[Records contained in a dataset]
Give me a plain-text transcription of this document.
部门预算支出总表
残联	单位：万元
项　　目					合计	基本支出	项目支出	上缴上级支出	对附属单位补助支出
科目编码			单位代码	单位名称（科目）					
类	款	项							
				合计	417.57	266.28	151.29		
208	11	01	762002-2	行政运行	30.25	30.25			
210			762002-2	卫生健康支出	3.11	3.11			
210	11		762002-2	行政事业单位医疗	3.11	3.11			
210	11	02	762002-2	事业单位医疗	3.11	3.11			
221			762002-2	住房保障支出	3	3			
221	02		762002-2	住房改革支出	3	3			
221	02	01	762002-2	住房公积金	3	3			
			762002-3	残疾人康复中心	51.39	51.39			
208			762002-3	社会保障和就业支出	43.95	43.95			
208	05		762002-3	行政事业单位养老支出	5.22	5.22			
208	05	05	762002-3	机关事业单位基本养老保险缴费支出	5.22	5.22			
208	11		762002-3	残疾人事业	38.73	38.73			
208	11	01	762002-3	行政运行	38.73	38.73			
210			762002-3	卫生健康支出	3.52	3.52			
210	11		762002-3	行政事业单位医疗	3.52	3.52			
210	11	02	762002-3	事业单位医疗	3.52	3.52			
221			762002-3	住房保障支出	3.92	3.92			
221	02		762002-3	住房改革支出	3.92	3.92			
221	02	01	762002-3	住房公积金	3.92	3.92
...
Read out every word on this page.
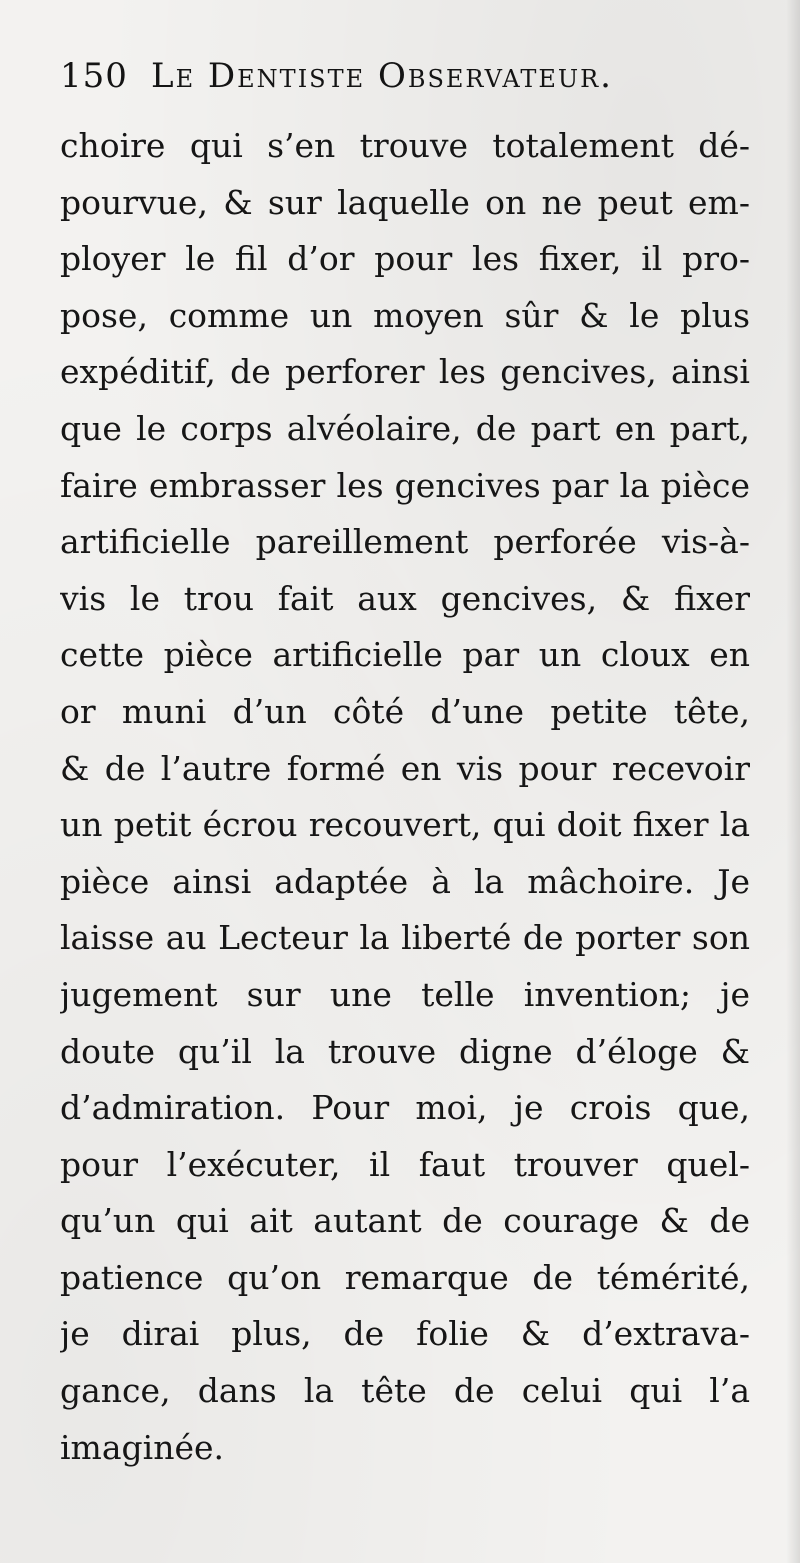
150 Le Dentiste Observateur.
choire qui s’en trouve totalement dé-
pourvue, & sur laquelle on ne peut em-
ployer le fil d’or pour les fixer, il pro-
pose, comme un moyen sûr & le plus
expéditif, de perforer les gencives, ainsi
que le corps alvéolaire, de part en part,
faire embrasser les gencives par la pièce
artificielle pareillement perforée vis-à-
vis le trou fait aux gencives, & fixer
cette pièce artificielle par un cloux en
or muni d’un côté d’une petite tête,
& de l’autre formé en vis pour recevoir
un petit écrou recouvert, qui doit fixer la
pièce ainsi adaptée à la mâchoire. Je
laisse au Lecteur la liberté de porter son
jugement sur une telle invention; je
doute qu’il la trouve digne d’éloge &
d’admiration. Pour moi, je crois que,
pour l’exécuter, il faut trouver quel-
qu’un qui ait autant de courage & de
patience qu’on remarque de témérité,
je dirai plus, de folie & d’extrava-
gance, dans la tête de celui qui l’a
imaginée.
--
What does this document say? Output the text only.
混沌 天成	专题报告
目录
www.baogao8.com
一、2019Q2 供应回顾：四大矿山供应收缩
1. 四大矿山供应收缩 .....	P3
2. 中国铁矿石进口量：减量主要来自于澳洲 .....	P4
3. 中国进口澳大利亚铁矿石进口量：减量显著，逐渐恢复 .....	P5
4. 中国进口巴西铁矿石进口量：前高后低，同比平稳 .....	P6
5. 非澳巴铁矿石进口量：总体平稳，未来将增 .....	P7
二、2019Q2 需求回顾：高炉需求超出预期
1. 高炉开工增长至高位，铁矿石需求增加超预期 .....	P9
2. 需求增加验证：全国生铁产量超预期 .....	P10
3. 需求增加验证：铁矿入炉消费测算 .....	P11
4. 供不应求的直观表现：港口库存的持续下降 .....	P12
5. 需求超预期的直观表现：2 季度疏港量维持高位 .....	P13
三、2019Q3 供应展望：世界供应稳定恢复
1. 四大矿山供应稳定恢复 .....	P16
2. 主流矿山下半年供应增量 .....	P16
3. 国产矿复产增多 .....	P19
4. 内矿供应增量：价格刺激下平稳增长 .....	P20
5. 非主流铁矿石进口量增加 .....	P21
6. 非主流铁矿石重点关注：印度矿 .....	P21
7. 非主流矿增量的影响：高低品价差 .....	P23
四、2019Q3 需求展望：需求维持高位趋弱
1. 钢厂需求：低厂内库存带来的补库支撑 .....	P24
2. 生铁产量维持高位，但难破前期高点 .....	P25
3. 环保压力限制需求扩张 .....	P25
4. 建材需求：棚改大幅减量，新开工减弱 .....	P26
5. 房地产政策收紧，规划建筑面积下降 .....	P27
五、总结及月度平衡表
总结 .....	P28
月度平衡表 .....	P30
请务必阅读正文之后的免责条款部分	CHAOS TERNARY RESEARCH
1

■ SET TASK ■
Check each line of the listing above for the string "fixer", then report only how many lines have it.

■ ANSWER FOR THIS EXERCISE ■
3